* begin INFORMATION GIVEN *

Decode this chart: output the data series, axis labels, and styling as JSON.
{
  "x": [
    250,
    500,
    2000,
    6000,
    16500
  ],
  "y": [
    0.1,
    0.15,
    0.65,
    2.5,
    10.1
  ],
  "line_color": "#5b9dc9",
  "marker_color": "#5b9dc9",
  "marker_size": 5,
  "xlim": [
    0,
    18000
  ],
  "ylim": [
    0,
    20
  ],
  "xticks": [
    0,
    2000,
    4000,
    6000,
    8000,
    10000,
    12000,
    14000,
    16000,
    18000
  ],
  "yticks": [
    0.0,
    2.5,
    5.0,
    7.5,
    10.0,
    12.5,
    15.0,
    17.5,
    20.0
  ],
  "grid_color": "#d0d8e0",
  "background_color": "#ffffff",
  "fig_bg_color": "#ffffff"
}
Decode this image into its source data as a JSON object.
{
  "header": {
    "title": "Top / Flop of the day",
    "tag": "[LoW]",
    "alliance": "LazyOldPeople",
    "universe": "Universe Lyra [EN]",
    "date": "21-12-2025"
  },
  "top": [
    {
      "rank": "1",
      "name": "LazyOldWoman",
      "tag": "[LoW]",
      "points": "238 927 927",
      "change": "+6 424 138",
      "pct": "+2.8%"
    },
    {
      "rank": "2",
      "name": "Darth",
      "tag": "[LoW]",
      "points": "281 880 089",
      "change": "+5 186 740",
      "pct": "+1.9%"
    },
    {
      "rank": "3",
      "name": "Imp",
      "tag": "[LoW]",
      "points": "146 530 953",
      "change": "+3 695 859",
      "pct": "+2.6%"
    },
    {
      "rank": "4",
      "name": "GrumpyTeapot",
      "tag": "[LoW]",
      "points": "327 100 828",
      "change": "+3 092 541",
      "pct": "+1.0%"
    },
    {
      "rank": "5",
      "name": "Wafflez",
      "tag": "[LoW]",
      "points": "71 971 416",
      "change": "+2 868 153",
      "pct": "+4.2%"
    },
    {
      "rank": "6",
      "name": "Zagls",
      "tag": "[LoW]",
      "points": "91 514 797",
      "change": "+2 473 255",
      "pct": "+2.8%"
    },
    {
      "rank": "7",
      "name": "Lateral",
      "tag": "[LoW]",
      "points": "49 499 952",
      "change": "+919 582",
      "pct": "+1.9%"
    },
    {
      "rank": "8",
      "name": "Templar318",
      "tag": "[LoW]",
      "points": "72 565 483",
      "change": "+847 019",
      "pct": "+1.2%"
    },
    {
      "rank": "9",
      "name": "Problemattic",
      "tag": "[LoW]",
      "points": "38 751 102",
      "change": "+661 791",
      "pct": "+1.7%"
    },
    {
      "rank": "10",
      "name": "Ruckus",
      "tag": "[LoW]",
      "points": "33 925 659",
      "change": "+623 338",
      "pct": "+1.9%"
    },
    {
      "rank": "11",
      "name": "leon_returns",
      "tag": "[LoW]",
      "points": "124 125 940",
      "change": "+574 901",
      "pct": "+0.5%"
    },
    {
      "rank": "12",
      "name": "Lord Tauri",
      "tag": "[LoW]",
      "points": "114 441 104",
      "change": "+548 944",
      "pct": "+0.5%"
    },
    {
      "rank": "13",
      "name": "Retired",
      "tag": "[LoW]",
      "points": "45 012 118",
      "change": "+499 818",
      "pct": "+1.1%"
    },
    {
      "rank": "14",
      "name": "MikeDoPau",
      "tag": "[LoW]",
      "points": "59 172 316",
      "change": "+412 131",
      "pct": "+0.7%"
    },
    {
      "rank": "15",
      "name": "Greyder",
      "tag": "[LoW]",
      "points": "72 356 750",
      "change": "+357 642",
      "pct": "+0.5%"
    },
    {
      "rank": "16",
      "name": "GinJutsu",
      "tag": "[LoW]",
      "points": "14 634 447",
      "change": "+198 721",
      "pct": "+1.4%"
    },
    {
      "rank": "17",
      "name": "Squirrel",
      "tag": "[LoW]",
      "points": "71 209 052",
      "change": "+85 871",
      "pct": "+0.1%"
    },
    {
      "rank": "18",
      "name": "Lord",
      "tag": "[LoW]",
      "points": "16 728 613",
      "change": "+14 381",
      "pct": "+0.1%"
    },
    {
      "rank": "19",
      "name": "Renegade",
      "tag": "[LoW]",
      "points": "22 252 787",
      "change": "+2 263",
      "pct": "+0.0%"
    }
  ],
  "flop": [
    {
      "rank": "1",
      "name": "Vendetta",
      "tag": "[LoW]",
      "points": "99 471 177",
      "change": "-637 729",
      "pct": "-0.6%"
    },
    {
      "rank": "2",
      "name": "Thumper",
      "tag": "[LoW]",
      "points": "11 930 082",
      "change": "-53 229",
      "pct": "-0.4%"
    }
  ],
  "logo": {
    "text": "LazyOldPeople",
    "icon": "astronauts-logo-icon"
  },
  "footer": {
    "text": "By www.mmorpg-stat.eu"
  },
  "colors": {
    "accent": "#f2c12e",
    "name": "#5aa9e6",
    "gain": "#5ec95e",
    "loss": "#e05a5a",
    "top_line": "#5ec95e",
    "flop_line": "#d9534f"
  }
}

* end INFORMATION GIVEN *

TASK REQUIREMENTS: Show every line from the listing above in which the string "data" appears.

THE ANSWER:
Decode this chart: output the data series, axis labels, and styling as JSON.
Decode this image into its source data as a JSON object.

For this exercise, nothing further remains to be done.